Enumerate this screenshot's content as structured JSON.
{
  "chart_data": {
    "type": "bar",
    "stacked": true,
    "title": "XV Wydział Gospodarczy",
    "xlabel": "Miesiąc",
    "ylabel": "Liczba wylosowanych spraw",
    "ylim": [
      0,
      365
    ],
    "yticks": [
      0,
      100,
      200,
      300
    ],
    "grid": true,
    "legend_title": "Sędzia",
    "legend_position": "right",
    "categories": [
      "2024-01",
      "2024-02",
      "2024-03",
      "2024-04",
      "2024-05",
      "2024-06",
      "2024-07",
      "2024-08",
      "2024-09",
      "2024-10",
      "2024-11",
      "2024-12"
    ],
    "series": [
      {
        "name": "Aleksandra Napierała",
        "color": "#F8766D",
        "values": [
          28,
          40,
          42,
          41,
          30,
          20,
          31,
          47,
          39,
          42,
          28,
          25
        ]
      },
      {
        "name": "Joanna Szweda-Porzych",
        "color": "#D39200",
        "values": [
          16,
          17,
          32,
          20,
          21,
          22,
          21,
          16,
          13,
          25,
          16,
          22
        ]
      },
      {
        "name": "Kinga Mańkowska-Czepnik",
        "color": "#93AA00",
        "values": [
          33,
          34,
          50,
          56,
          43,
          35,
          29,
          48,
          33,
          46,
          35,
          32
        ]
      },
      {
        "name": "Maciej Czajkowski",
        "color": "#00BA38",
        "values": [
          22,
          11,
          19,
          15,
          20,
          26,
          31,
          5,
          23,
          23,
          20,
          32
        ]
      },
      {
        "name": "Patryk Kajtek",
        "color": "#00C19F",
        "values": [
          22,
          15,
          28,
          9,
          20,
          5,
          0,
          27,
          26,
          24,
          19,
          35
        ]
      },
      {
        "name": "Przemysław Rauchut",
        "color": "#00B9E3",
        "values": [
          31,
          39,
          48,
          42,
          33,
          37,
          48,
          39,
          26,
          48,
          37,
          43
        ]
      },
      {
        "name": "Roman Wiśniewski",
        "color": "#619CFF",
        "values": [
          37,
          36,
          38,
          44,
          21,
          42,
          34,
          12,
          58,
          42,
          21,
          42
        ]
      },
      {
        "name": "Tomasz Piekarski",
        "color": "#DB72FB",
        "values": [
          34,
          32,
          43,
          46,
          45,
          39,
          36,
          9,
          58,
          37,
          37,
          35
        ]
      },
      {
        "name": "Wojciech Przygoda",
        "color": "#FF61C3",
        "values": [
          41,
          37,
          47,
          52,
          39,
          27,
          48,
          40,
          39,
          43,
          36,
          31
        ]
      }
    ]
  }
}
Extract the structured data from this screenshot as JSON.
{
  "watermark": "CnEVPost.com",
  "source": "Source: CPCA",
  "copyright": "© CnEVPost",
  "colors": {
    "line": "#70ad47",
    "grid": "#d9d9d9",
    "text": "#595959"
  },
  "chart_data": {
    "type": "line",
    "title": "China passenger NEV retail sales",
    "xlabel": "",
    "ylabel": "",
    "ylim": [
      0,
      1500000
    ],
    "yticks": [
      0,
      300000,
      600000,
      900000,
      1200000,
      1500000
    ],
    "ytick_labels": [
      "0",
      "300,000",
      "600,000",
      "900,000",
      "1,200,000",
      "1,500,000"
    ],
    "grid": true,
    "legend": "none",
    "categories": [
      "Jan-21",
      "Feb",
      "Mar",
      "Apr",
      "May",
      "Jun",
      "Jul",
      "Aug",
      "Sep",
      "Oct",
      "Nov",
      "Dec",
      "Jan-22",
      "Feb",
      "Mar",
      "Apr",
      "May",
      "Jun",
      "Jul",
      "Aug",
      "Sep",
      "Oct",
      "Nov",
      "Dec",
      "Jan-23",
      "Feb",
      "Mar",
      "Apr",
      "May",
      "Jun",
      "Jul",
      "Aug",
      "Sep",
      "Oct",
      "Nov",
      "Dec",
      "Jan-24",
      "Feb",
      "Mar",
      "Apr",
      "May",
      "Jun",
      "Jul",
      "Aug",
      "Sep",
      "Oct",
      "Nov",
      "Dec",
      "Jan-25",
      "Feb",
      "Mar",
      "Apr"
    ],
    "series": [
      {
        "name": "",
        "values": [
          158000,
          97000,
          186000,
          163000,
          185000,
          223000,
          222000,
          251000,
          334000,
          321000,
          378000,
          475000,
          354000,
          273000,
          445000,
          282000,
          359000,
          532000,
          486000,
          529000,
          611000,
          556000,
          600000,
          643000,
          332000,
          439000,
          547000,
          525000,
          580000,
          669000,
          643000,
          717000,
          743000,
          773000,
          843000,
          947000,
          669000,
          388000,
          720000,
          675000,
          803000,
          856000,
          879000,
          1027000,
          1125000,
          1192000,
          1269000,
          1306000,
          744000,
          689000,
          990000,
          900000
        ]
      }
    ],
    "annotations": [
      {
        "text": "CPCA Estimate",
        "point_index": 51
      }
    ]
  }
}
◇ ◇ ◇ ◇ ◇ ◇ ◇
● **Given problem**: Where a line of the records above holds the word "name", copy that line.

● **Task solution**:
        "name": "Aleksandra Napierała",
        "name": "Joanna Szweda-Porzych",
        "name": "Kinga Mańkowska-Czepnik",
        "name": "Maciej Czajkowski",
        "name": "Patryk Kajtek",
        "name": "Przemysław Rauchut",
        "name": "Roman Wiśniewski",
        "name": "Tomasz Piekarski",
        "name": "Wojciech Przygoda",
        "name": "",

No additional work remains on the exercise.